## TASK LIST
1) Answer the following questions using the AbstractIndex documentation below, marking each answer with the same letter:
(a) Which two classes implement the protocol?
(b) What is the data_store attribute used for?
(c) In insert_dataset, what happens when schema_ref is None?
2) For each statement below, decide whether it agrees with the AbstractIndex documentation that follows. Answer yes or no, and quote the words from the documentation that decide it.
(a) A single index can hold datasets of only one sample type.
(b) get_dataset can look up a dataset entry by its name.
(c) decode_schema rebuilds a Packable type from a stored schema.
3) Continue the AbstractIndex documentation below from the point where it stops, keeping its format.

AbstractIndex
Protocol for index operations — implemented by Index and AtmosphereIndex.
Manages dataset metadata: publishing/retrieving schemas, inserting/listing datasets. A single index holds datasets of many sample types, tracked via schema references.
Examples
>>> def publish_and_list(index: AbstractIndex) -> None :
... index.publish_schema(ImageSample, version= "1.0.0" )
... index.insert_dataset(image_ds, name= "images" )
... for entry in index.list_datasets():
... print (f" { entry. name} -> { entry. schema_ref} " )
Attributes
data_store
Optional data store for reading/writing shards.
Methods
decode_schema
AbstractIndex.decode_schema(ref)
Reconstruct a Packable type from a stored schema.
Examples
>>> SampleType = index.decode_schema(entry.schema_ref)
>>> ds = Dataset[SampleType](entry.data_urls[0 ])
get_dataset
AbstractIndex.get_dataset(ref)
Get a dataset entry by name or reference.
get_schema
AbstractIndex.get_schema(ref)
Get a schema record by reference.
insert_dataset
AbstractIndex.insert_dataset(ds, * , name, schema_ref= None , ** kwargs)
Register an existing dataset in the index.
Parameters
ds
Dataset
The Dataset to register.
required
name
str
Human-readable name.
required
schema_ref
Optional [str ]
Explicit schema ref; auto-published if None.
None
**kwargs
Backend-specific options.

## DATASET EXCERPTS
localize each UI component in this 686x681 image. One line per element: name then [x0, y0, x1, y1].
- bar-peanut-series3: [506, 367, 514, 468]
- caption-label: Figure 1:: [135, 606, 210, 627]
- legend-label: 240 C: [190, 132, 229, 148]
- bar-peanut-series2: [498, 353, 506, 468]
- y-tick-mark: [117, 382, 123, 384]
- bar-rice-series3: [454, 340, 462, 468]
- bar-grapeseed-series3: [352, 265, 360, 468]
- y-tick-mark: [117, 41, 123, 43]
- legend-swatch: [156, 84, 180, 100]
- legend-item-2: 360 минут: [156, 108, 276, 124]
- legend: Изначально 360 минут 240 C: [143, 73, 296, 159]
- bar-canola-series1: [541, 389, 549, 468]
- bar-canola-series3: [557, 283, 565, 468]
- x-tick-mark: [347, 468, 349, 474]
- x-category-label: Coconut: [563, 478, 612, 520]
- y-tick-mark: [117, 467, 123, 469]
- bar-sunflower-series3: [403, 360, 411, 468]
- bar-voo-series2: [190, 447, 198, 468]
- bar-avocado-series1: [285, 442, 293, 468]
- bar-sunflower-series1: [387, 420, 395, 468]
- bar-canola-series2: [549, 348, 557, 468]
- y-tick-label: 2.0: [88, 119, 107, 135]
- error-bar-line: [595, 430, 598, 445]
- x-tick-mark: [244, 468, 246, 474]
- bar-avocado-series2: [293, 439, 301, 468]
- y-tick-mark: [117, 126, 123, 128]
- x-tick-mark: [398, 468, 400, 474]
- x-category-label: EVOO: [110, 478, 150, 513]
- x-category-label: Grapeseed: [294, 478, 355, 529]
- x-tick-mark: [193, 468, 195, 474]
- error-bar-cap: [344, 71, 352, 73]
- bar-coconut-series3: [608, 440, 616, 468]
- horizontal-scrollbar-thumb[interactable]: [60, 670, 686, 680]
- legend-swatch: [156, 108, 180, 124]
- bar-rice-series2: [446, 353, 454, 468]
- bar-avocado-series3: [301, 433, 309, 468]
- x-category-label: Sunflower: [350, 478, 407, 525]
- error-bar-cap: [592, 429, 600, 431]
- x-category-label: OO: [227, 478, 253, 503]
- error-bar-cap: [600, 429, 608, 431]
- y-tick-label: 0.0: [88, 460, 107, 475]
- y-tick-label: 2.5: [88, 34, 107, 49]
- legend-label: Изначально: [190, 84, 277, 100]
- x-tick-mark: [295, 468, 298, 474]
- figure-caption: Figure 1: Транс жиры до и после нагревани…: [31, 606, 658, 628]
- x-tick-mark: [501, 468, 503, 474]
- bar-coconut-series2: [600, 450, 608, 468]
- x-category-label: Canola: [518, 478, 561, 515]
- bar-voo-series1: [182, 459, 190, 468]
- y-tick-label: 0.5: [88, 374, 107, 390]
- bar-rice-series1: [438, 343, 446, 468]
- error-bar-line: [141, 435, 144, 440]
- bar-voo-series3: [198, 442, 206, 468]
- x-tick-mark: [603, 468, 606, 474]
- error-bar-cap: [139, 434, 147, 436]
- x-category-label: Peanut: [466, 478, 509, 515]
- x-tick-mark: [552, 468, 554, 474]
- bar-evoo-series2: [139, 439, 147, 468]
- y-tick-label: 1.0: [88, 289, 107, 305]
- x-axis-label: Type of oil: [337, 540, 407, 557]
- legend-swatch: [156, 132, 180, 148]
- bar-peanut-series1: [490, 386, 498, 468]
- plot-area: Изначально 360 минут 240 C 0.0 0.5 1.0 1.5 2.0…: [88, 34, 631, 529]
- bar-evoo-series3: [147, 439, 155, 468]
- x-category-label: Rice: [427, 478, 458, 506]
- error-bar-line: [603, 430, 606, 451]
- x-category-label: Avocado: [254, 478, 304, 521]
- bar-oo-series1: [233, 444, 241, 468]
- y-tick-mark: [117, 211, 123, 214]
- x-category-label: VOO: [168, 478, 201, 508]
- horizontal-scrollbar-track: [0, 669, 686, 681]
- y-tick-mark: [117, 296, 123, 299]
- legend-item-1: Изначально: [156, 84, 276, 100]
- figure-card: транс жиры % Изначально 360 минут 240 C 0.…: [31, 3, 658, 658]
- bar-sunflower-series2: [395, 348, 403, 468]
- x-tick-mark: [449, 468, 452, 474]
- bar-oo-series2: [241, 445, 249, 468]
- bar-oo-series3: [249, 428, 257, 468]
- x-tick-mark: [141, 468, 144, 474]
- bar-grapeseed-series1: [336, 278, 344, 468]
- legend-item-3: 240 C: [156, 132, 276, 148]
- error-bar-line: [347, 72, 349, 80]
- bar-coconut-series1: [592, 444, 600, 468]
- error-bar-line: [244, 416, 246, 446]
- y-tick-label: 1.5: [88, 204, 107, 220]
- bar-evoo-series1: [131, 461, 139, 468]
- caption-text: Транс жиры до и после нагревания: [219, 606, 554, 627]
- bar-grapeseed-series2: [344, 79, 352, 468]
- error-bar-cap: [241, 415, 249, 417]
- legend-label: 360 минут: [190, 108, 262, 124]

## EXPECTED RESULTS
1)
(a) Index and AtmosphereIndex.
(b) It is an optional data store for reading and writing shards.
(c) The schema is auto-published.

2)
(a) No: "A single index holds datasets of many sample types, tracked via schema references."
(b) Yes: "Get a dataset entry by name or reference."
(c) Yes: "Reconstruct a Packable type from a stored schema."

3)
{}
publish_schema
AbstractIndex.publish_schema(sample_type, * , version= '1.0.0' , ** kwargs)
Publish a schema for a sample type.
Parameters
sample_type
type
A Packable type (@packable-decorated or subclass).
required
version
str
Semantic version string.
'1.0.0'
**kwargs
Backend-specific options.
{}
Returns
str
Schema reference string (local://... or at://...).
write
AbstractIndex.write(samples, * , name, schema_ref= None , ** kwargs)
Write samples and create an index entry in one step.
Serializes samples to WebDataset tar files, stores them via the appropriate backend, and creates an index entry.
Parameters
samples
Iterable
Iterable of Packable samples. Must be non-empty.
required
name
str
Dataset name, optionally prefixed with target backend.
required
schema_ref
Optional [str ]
Optional schema reference.
None
**kwargs
Backend-specific options (maxcount, description, etc.).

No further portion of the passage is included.